▶ [Aim] Work out how many lines of the data hold the string "range", and reply with that number alone.

▶ [Data supplied]

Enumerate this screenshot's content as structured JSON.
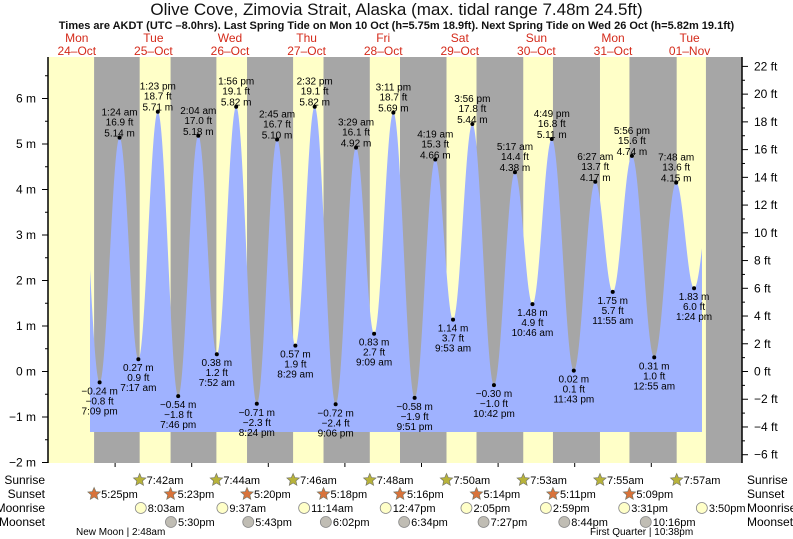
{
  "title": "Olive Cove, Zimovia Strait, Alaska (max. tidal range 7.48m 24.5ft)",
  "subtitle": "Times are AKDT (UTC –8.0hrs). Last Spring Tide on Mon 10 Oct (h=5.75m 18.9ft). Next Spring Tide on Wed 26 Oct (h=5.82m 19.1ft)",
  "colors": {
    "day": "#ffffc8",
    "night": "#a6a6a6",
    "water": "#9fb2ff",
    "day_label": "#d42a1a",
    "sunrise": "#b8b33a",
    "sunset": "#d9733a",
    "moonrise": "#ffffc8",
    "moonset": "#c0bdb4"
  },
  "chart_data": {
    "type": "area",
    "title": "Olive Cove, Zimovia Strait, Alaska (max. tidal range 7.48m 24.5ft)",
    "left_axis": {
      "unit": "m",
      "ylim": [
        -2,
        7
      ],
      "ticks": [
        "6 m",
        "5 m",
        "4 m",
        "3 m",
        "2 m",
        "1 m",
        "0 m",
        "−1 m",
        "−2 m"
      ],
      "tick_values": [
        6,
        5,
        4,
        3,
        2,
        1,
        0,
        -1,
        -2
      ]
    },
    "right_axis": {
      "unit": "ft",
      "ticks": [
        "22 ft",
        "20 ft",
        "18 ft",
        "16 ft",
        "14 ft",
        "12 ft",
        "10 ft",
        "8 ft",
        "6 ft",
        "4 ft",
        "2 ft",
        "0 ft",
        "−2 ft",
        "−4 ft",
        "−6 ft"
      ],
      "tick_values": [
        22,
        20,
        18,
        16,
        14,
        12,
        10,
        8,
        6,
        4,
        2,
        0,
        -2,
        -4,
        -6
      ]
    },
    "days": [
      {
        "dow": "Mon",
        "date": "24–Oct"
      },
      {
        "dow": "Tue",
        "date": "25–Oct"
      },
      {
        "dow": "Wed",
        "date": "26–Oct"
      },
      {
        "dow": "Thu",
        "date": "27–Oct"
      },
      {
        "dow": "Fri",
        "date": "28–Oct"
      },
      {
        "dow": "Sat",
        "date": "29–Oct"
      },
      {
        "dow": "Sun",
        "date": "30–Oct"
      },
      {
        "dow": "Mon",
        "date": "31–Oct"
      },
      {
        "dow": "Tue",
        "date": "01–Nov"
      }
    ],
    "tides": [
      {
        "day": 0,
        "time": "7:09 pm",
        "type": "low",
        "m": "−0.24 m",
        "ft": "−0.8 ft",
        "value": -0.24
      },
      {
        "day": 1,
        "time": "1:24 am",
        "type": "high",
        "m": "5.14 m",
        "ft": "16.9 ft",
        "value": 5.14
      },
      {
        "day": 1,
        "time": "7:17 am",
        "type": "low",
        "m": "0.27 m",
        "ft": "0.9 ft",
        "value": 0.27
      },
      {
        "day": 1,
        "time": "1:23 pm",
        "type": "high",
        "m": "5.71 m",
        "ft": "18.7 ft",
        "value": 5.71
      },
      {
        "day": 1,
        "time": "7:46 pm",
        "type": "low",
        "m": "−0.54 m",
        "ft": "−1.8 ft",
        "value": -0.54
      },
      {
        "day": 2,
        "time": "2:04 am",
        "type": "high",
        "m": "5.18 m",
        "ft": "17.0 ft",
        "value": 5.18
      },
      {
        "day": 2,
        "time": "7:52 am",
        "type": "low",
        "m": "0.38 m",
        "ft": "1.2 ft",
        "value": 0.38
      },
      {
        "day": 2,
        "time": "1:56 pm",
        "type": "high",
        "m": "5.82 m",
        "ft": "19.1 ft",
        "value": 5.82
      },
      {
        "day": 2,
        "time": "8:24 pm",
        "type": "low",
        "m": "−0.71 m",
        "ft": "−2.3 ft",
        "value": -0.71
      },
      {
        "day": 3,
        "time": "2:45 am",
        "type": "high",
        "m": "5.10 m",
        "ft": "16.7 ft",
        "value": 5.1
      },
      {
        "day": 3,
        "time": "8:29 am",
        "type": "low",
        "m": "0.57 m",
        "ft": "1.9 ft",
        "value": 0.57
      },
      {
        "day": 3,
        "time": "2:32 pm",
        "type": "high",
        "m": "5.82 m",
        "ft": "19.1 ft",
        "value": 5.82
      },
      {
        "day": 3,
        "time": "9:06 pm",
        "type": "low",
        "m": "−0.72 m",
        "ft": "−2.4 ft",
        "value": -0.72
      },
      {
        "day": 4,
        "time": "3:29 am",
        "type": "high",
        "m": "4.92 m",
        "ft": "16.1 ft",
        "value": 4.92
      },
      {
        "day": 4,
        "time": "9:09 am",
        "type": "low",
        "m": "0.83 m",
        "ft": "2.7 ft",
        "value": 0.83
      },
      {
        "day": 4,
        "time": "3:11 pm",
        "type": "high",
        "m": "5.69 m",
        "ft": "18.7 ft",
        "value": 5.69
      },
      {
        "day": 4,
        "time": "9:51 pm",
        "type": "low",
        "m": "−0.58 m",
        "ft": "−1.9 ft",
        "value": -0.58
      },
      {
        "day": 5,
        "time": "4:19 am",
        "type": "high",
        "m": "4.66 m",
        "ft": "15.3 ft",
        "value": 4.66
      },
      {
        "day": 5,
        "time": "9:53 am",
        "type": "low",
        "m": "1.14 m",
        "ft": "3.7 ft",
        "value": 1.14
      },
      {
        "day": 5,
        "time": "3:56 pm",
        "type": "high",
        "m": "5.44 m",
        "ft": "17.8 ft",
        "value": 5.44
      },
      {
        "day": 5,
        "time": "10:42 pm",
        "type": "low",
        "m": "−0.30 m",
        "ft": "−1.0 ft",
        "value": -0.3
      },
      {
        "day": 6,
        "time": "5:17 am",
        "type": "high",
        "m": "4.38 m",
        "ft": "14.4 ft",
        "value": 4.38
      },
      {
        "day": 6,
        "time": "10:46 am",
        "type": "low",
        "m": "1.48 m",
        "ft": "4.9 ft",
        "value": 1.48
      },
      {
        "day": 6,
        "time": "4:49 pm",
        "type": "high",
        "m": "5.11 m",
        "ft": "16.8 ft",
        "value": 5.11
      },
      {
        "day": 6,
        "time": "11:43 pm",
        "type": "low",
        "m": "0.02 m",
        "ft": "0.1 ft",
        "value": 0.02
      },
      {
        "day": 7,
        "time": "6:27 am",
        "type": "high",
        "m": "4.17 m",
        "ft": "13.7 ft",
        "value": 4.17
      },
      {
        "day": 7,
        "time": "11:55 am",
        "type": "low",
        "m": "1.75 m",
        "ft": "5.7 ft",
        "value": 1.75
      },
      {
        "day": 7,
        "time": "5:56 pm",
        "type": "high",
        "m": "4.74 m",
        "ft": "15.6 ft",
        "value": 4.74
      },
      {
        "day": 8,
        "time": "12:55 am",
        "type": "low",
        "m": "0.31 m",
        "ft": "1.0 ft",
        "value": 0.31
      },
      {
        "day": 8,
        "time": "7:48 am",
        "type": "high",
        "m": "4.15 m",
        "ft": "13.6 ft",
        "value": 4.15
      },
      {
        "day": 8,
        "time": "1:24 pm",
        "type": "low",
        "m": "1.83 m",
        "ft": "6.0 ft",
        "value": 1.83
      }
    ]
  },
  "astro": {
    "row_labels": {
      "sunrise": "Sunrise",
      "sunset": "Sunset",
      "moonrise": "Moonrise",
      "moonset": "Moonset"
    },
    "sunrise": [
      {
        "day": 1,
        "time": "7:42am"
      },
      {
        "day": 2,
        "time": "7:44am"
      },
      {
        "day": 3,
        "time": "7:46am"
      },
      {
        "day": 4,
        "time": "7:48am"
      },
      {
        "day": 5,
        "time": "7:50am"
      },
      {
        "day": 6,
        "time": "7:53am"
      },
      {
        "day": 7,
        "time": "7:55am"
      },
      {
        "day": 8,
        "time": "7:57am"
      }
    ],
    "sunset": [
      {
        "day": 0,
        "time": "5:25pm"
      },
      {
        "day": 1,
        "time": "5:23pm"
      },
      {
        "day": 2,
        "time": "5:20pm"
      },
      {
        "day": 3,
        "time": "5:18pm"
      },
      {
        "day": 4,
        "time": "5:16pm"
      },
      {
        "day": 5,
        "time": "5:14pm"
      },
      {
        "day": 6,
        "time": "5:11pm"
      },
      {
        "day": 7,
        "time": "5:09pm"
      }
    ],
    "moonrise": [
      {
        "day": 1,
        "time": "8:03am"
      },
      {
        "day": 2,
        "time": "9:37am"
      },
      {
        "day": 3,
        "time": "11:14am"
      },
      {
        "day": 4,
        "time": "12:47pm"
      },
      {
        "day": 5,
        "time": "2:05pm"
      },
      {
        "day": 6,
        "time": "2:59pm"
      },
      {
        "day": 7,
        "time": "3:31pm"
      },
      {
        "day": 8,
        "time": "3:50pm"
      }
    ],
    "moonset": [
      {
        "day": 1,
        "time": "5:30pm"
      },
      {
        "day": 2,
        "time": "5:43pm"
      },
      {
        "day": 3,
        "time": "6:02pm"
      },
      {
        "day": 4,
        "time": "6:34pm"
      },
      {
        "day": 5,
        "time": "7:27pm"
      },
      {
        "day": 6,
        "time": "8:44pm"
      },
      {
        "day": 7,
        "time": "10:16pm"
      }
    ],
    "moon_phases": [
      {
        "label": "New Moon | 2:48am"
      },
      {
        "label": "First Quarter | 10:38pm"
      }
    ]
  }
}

▶ [Exercise solution] 2